### WORK REQUIRED
Take every line where the string "company" appears and copy it.

(Items listed in a dataset)

— START —

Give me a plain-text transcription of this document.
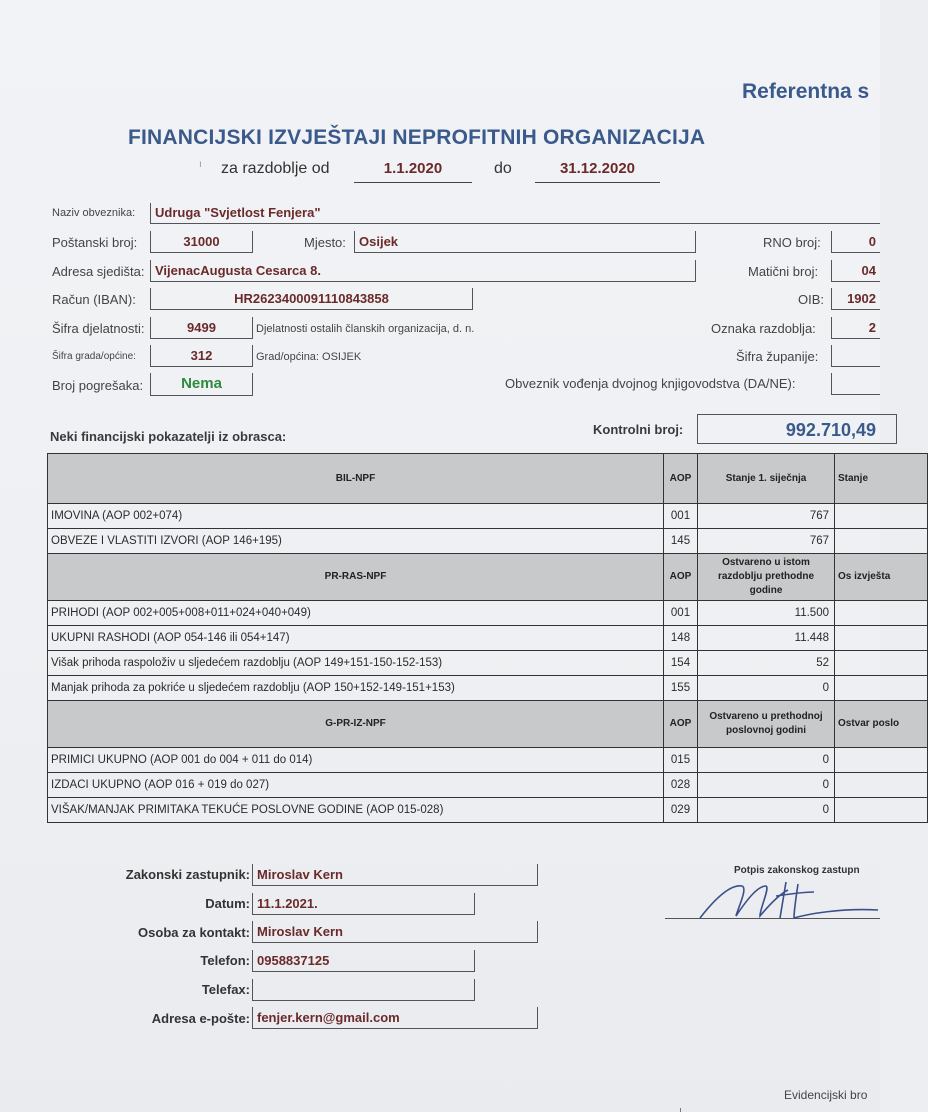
Referentna s
FINANCIJSKI IZVJEŠTAJI NEPROFITNIH ORGANIZACIJA
ı za razdoblje od	1.1.2020	do	31.12.2020
Naziv obveznika:	Udruga "Svjetlost Fenjera"
Poštanski broj:	31000	Mjesto:	Osijek	RNO broj:	0
Adresa sjedišta: VijenacAugusta Cesarca 8.	Matični broj:	04
Račun (IBAN):	HR2623400091110843858	OIB:	1902
Šifra djelatnosti:	9499	Djelatnosti ostalih članskih organizacija, d. n.	Oznaka razdoblja:	2
Šifra grada/općine:	312	Grad/općina: OSIJEK	Šifra županije:
Broj pogrešaka:	Nema	Obveznik vođenja dvojnog knjigovodstva (DA/NE):
Neki financijski pokazatelji iz obrasca:	Kontrolni broj:	992.710,49
BIL-NPF	AOP	Stanje 1. siječnja	Stanje
IMOVINA (AOP 002+074)	001	767	
OBVEZE I VLASTITI IZVORI (AOP 146+195)	145	767	
PR-RAS-NPF	AOP	Ostvareno u istom razdoblju prethodne godine	Os izvješta
PRIHODI (AOP 002+005+008+011+024+040+049)	001	11.500	
UKUPNI RASHODI (AOP 054-146 ili 054+147)	148	11.448	
Višak prihoda raspoloživ u sljedećem razdoblju (AOP 149+151-150-152-153)	154	52	
Manjak prihoda za pokriće u sljedećem razdoblju (AOP 150+152-149-151+153)	155	0	
G-PR-IZ-NPF	AOP	Ostvareno u prethodnoj poslovnoj godini	Ostvar poslo
PRIMICI UKUPNO (AOP 001 do 004 + 011 do 014)	015	0	
IZDACI UKUPNO (AOP 016 + 019 do 027)	028	0	
VIŠAK/MANJAK PRIMITAKA TEKUĆE POSLOVNE GODINE (AOP 015-028)	029	0	
Zakonski zastupnik: Miroslav Kern
Datum: 11.1.2021.
Osoba za kontakt: Miroslav Kern
Telefon: 0958837125
Telefax:
Adresa e-pošte: fenjer.kern@gmail.com
Potpis zakonskog zastupn
Evidencijski bro
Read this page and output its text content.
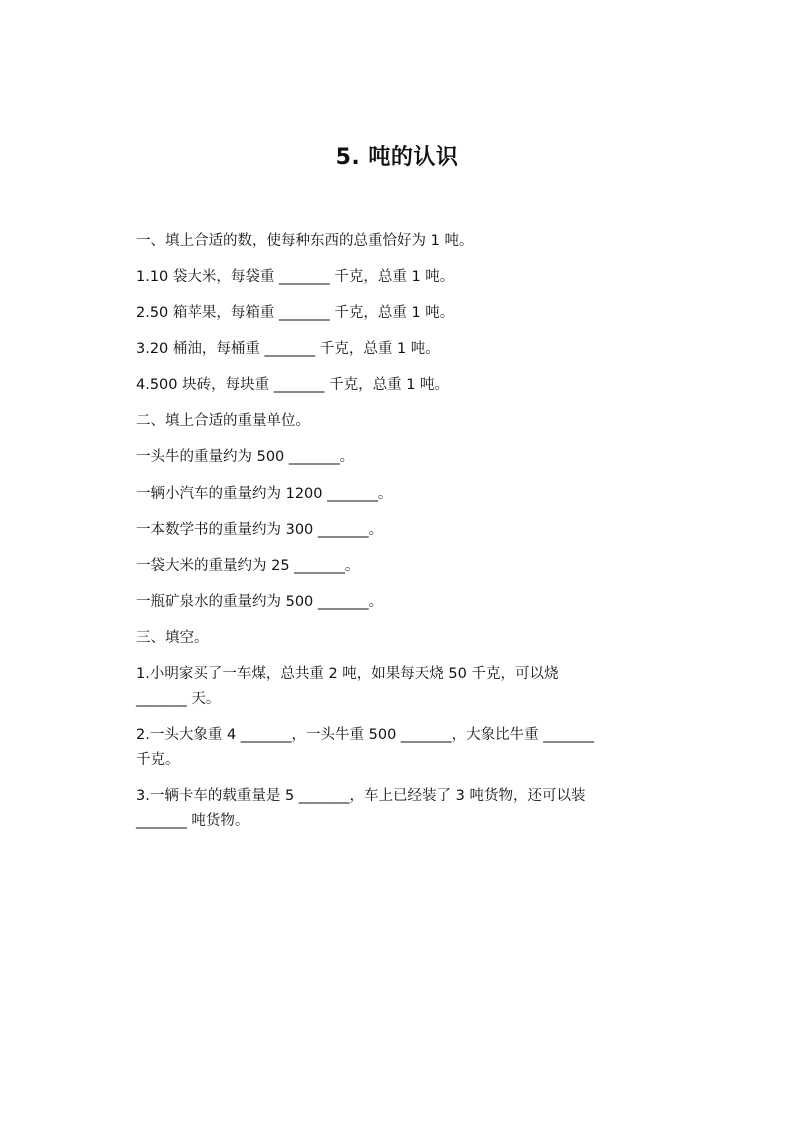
5. 吨的认识
一、填上合适的数，使每种东西的总重恰好为 1 吨。
1.10 袋大米，每袋重 _______ 千克，总重 1 吨。
2.50 箱苹果，每箱重 _______ 千克，总重 1 吨。
3.20 桶油，每桶重 _______ 千克，总重 1 吨。
4.500 块砖，每块重 _______ 千克，总重 1 吨。
二、填上合适的重量单位。
一头牛的重量约为 500 _______。
一辆小汽车的重量约为 1200 _______。
一本数学书的重量约为 300 _______。
一袋大米的重量约为 25 _______。
一瓶矿泉水的重量约为 500 _______。
三、填空。
1.小明家买了一车煤，总共重 2 吨，如果每天烧 50 千克，可以烧
_______ 天。
2.一头大象重 4 _______，一头牛重 500 _______，大象比牛重 _______
千克。
3.一辆卡车的载重量是 5 _______，车上已经装了 3 吨货物，还可以装
_______ 吨货物。
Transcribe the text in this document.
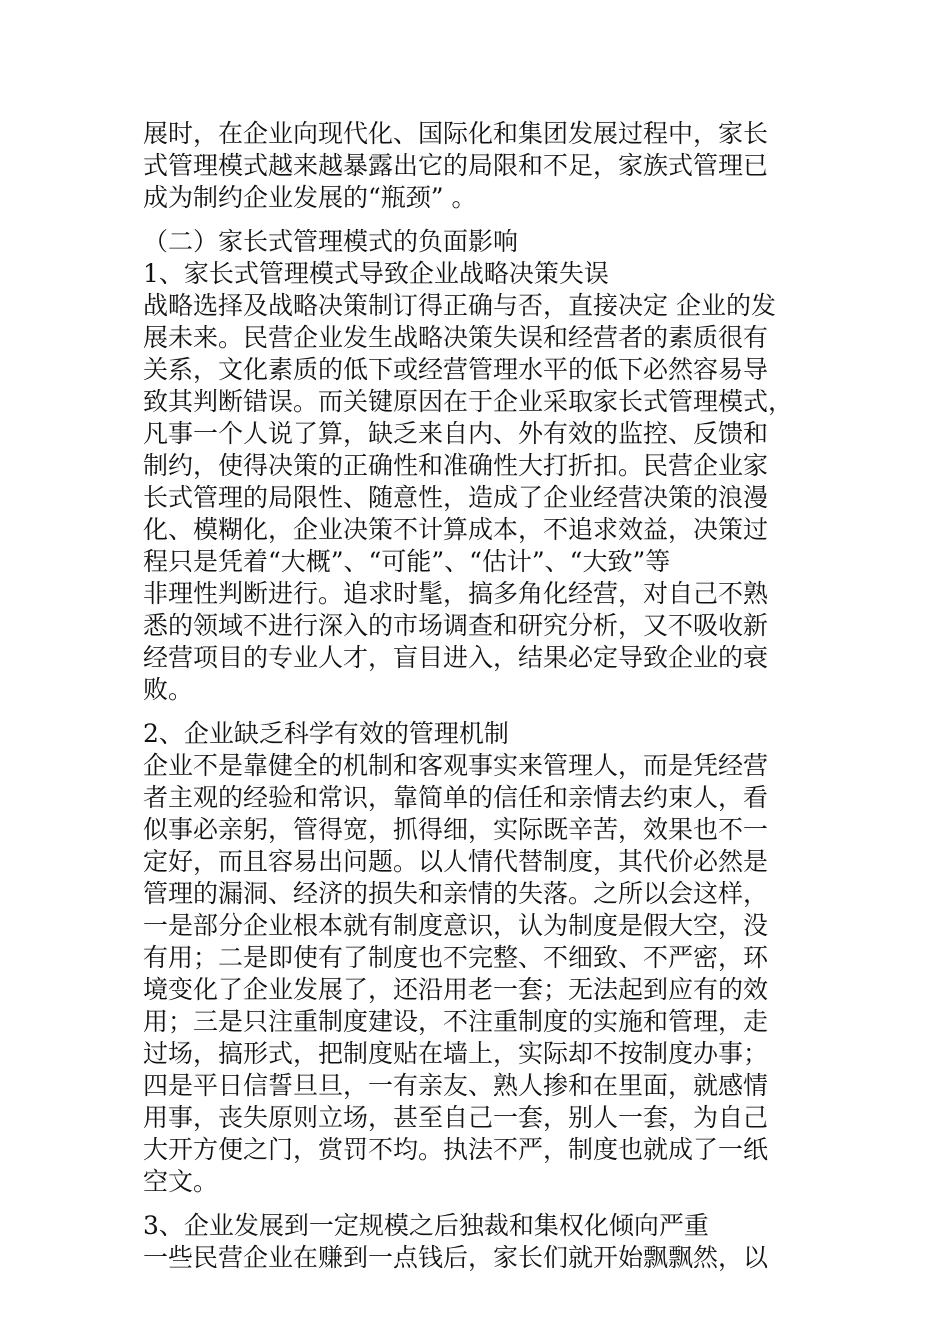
展时，在企业向现代化、国际化和集团发展过程中，家长
式管理模式越来越暴露出它的局限和不足，家族式管理已
成为制约企业发展的“瓶颈” 。
（二）家长式管理模式的负面影响
1、家长式管理模式导致企业战略决策失误
战略选择及战略决策制订得正确与否，直接决定 企业的发
展未来。民营企业发生战略决策失误和经营者的素质很有
关系，文化素质的低下或经营管理水平的低下必然容易导
致其判断错误。而关键原因在于企业采取家长式管理模式，
凡事一个人说了算，缺乏来自内、外有效的监控、反馈和
制约，使得决策的正确性和准确性大打折扣。民营企业家
长式管理的局限性、随意性，造成了企业经营决策的浪漫
化、模糊化，企业决策不计算成本，不追求效益，决策过
程只是凭着“大概”、“可能”、“估计”、“大致”等
非理性判断进行。追求时髦，搞多角化经营，对自己不熟
悉的领域不进行深入的市场调查和研究分析，又不吸收新
经营项目的专业人才，盲目进入，结果必定导致企业的衰
败。
2、企业缺乏科学有效的管理机制
企业不是靠健全的机制和客观事实来管理人，而是凭经营
者主观的经验和常识，靠简单的信任和亲情去约束人，看
似事必亲躬，管得宽，抓得细，实际既辛苦，效果也不一
定好，而且容易出问题。以人情代替制度，其代价必然是
管理的漏洞、经济的损失和亲情的失落。之所以会这样，
一是部分企业根本就有制度意识，认为制度是假大空，没
有用；二是即使有了制度也不完整、不细致、不严密，环
境变化了企业发展了，还沿用老一套；无法起到应有的效
用；三是只注重制度建设，不注重制度的实施和管理，走
过场，搞形式，把制度贴在墙上，实际却不按制度办事；
四是平日信誓旦旦，一有亲友、熟人掺和在里面，就感情
用事，丧失原则立场，甚至自己一套，别人一套，为自己
大开方便之门，赏罚不均。执法不严，制度也就成了一纸
空文。
3、企业发展到一定规模之后独裁和集权化倾向严重
一些民营企业在赚到一点钱后，家长们就开始飘飘然，以
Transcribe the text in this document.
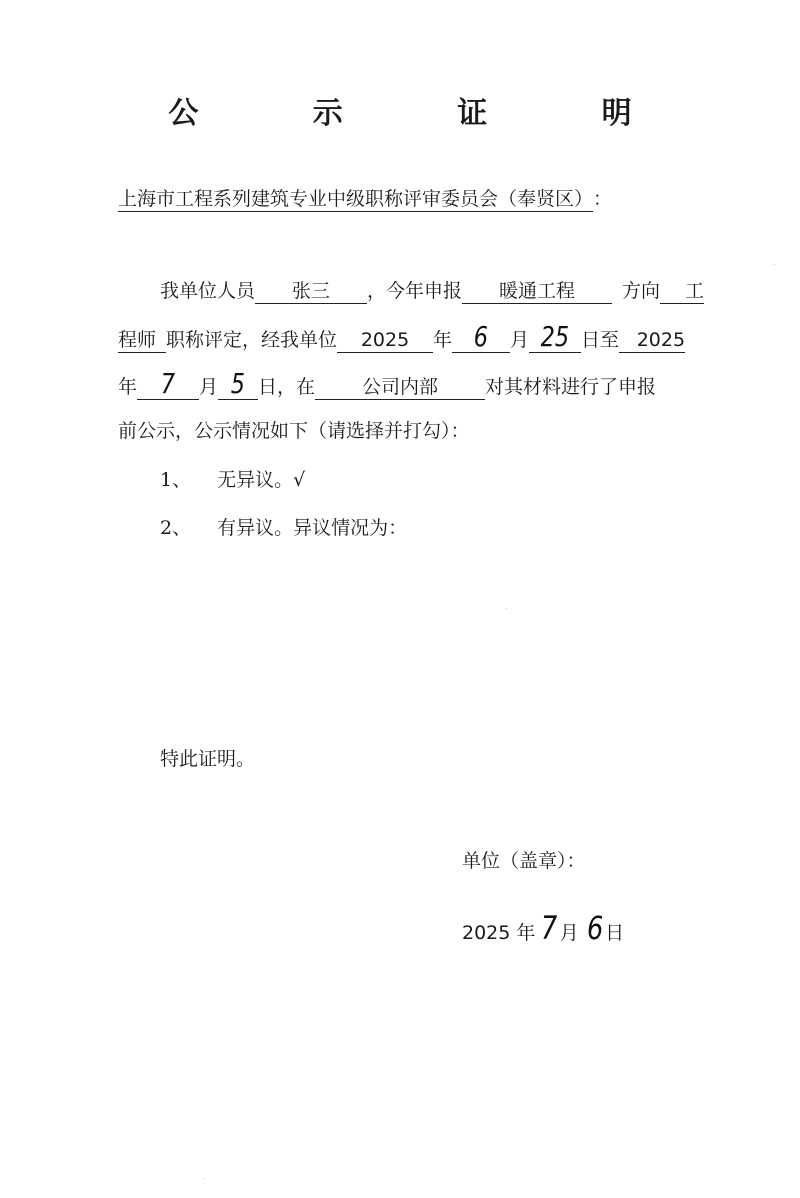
公 示 证 明
上海市工程系列建筑专业中级职称评审委员会（奉贤区）：
我单位人员 张三 ，今年申报 暖通工程 方向 工
程师 职称评定，经我单位 2025 年 6 月 25 日至 2025
年 7 月 5 日，在 公司内部 对其材料进行了申报
前公示，公示情况如下（请选择并打勾）：
1、 无异议。√
2、 有异议。异议情况为：
特此证明。
单位（盖章）：
2025 年 7 月 6 日
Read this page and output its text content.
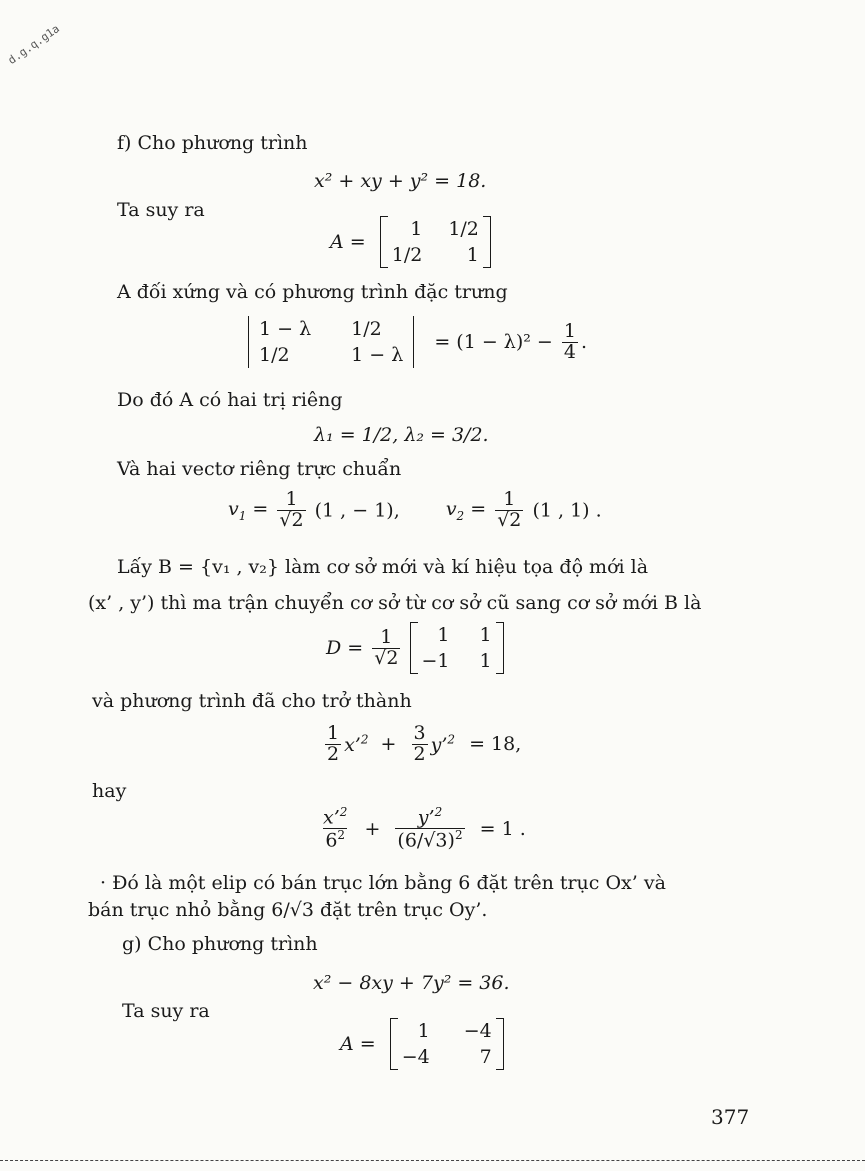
d.g.q.g1a
f) Cho phương trình
x² + xy + y² = 18.
Ta suy ra
A =
1 1/2
1/2	1
A đối xứng và có phương trình đặc trưng
1 − λ 1/2
1/2	1 − λ
= $(1 - \lambda)^2 - \frac{1}{4}$ .
Do đó A có hai trị riêng
λ₁ = 1/2, λ₂ = 3/2.
Và hai vectơ riêng trực chuẩn
$v_1 = \frac{1}{√2} (1$ , − 1), $v_2 = \frac{1}{√2} (1$ , 1) .
Lấy B = {v₁ , v₂} làm cơ sở mới và kí hiệu tọa độ mới là
(x’ , y’) thì ma trận chuyển cơ sở từ cơ sở cũ sang cơ sở mới B là
$D = \frac{1}{√2}$
	1 1
−1 1
và phương trình đã cho trở thành
$\frac{1}{2}$ x’$^2$ + $\frac{3}{2}$ y’$^2$ = 18,
hay
$\frac{x’^2}{6^2} + \frac{y’^2}{(6/√3)^2} = 1$ .
· Đó là một elip có bán trục lớn bằng 6 đặt trên trục Ox’ và
bán trục nhỏ bằng 6/√3 đặt trên trục Oy’.
g) Cho phương trình
x² − 8xy + 7y² = 36.
Ta suy ra
A =
1 −4
−4	7
377
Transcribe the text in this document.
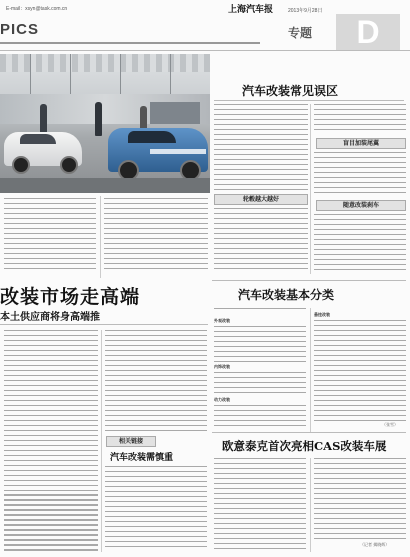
E-mail：xsyn@task.com.cn	上海汽车报	2013年9月28日
PICS	专题	D
汽车改装常见误区
轮毂越大越好
盲目加装尾翼
随意改装刹车
改装市场走高端
本土供应商将身高端推
相关链接
汽车改装需慎重
汽车改装基本分类
外观改装
内饰改装
动力改装
悬挂改装
（张雪）
欧意泰克首次亮相CAS改装车展
（记者 揭晓辉）
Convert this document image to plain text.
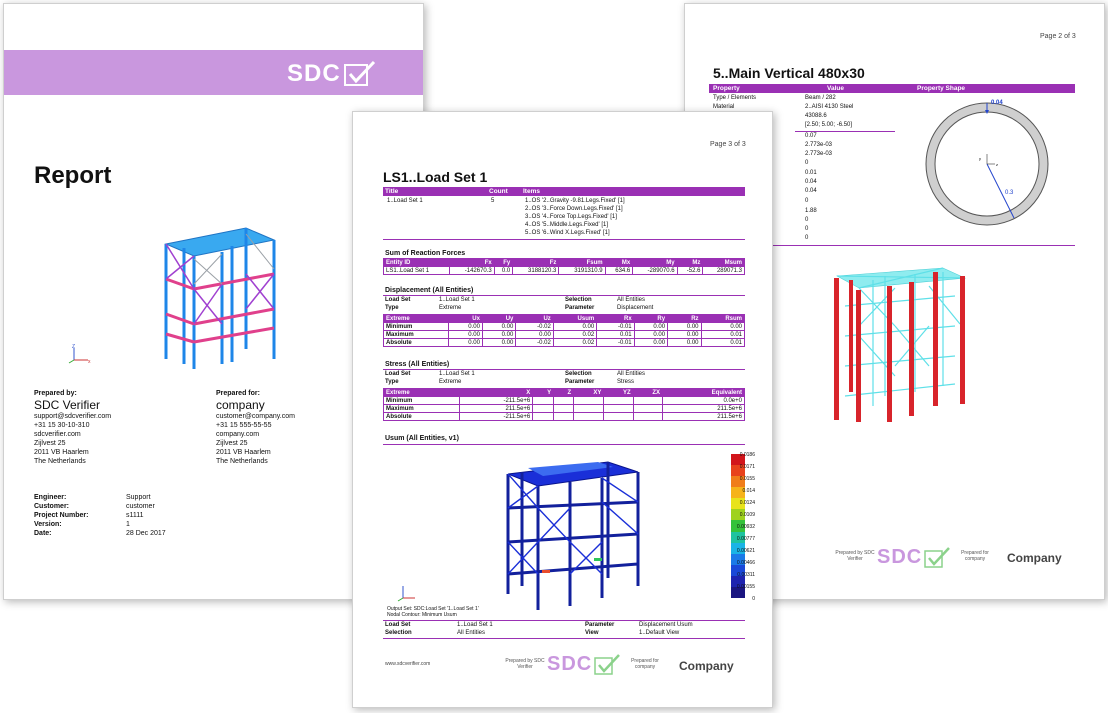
SDC
Report
Z
x
Prepared by:
SDC Verifier
support@sdcverifier.com
+31 15 30-10-310
sdcverifier.com
Zijlvest 25
2011 VB Haarlem
The Netherlands
Prepared for:
company
customer@company.com
+31 15 555-55-55
company.com
Zijlvest 25
2011 VB Haarlem
The Netherlands
Engineer:	Support
Customer:	customer
Project Number:	s1111
Version:	1
Date:	28 Dec 2017
Page 2 of 3
5..Main Vertical 480x30
Property	Value	Property Shape
Type / Elements	Beam / 282
Material	2..AISI 4130 Steel
43088.6
[2.50; 5.00; -6.50]
0.07
2.773e-03
2.773e-03
0
0.01
0.04
0.04
0
1.88
0
0
0
0.04
0.3
y
z
Prepared by SDC Verifier SDC	Prepared for company	Company
Page 3 of 3
LS1..Load Set 1
Title	Count Items
1..Load Set 1	5	1..OS '2..Gravity -9.81.Legs.Fixed' [1]
2..OS '3..Force Down.Legs.Fixed' [1]
3..OS '4..Force Top.Legs.Fixed' [1]
4..OS '5..Middle.Legs.Fixed' [1]
5..OS '6..Wind X.Legs.Fixed' [1]
Sum of Reaction Forces
Entity ID	Fx	Fy	Fz	Fsum	Mx	My	Mz	Msum
LS1..Load Set 1	-142670.3	0.0	3188120.3	3191310.9	634.6	-289070.6	-52.6	289071.3
Displacement (All Entities)
Load Set	1..Load Set 1	Selection	All Entities
Type	Extreme	Parameter	Displacement
Extreme	Ux	Uy	Uz	Usum	Rx	Ry	Rz	Rsum
Minimum	0.00	0.00	-0.02	0.00	-0.01	0.00	0.00	0.00
Maximum	0.00	0.00	0.00	0.02	0.01	0.00	0.00	0.01
Absolute	0.00	0.00	-0.02	0.02	-0.01	0.00	0.00	0.01
Stress (All Entities)
Load Set	1..Load Set 1	Selection	All Entities
Type	Extreme	Parameter	Stress
Extreme	X	Y	Z	XY	YZ	ZX	Equivalent
Minimum	-211.5e+6						0.0e+0
Maximum	211.5e+6						211.5e+6
Absolute	-211.5e+6						211.5e+6
Usum (All Entities, v1)
0.0186
0.0171
0.0155
0.014
0.0124
0.0109
0.00932
0.00777
0.00621
0.00466
0.00311
0.00155
0
Output Set: SDC:Load Set '1..Load Set 1'
Nodal Contour: Minimum Usum
Load Set	1..Load Set 1	Parameter	Displacement Usum
Selection	All Entities	View	1..Default View
www.sdcverifier.com	Prepared by SDC Verifier SDC	Prepared for company	Company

— END —

### OUTPUT
company
customer@company.com
company.com
Prepared by SDC Verifier SDC	Prepared for company	Company
www.sdcverifier.com	Prepared by SDC Verifier SDC	Prepared for company	Company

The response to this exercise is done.